(Data records)
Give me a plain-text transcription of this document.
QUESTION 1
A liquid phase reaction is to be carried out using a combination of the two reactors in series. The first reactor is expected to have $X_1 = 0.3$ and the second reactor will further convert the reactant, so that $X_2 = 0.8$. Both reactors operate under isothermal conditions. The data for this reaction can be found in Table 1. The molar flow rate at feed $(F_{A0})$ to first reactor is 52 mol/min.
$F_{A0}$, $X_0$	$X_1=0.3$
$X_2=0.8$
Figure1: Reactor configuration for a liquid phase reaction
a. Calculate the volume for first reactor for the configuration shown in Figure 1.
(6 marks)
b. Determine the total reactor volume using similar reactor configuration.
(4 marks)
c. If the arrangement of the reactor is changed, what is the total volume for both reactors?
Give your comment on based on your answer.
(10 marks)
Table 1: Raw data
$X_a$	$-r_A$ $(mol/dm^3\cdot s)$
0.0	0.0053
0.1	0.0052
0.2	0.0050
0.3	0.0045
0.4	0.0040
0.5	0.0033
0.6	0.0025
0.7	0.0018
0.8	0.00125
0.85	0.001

▶ [Task directions]: Repeat the data precisely, reproducing every entry.

▶ [Output for this task]:
Give me a plain-text transcription of this document.
QUESTION 1
A liquid phase reaction is to be carried out using a combination of the two reactors in series. The first reactor is expected to have $X_1 = 0.3$ and the second reactor will further convert the reactant, so that $X_2 = 0.8$. Both reactors operate under isothermal conditions. The data for this reaction can be found in Table 1. The molar flow rate at feed $(F_{A0})$ to first reactor is 52 mol/min.
$F_{A0}$, $X_0$	$X_1=0.3$
$X_2=0.8$
Figure1: Reactor configuration for a liquid phase reaction
a. Calculate the volume for first reactor for the configuration shown in Figure 1.
(6 marks)
b. Determine the total reactor volume using similar reactor configuration.
(4 marks)
c. If the arrangement of the reactor is changed, what is the total volume for both reactors?
Give your comment on based on your answer.
(10 marks)
Table 1: Raw data
$X_a$	$-r_A$ $(mol/dm^3\cdot s)$
0.0	0.0053
0.1	0.0052
0.2	0.0050
0.3	0.0045
0.4	0.0040
0.5	0.0033
0.6	0.0025
0.7	0.0018
0.8	0.00125
0.85	0.001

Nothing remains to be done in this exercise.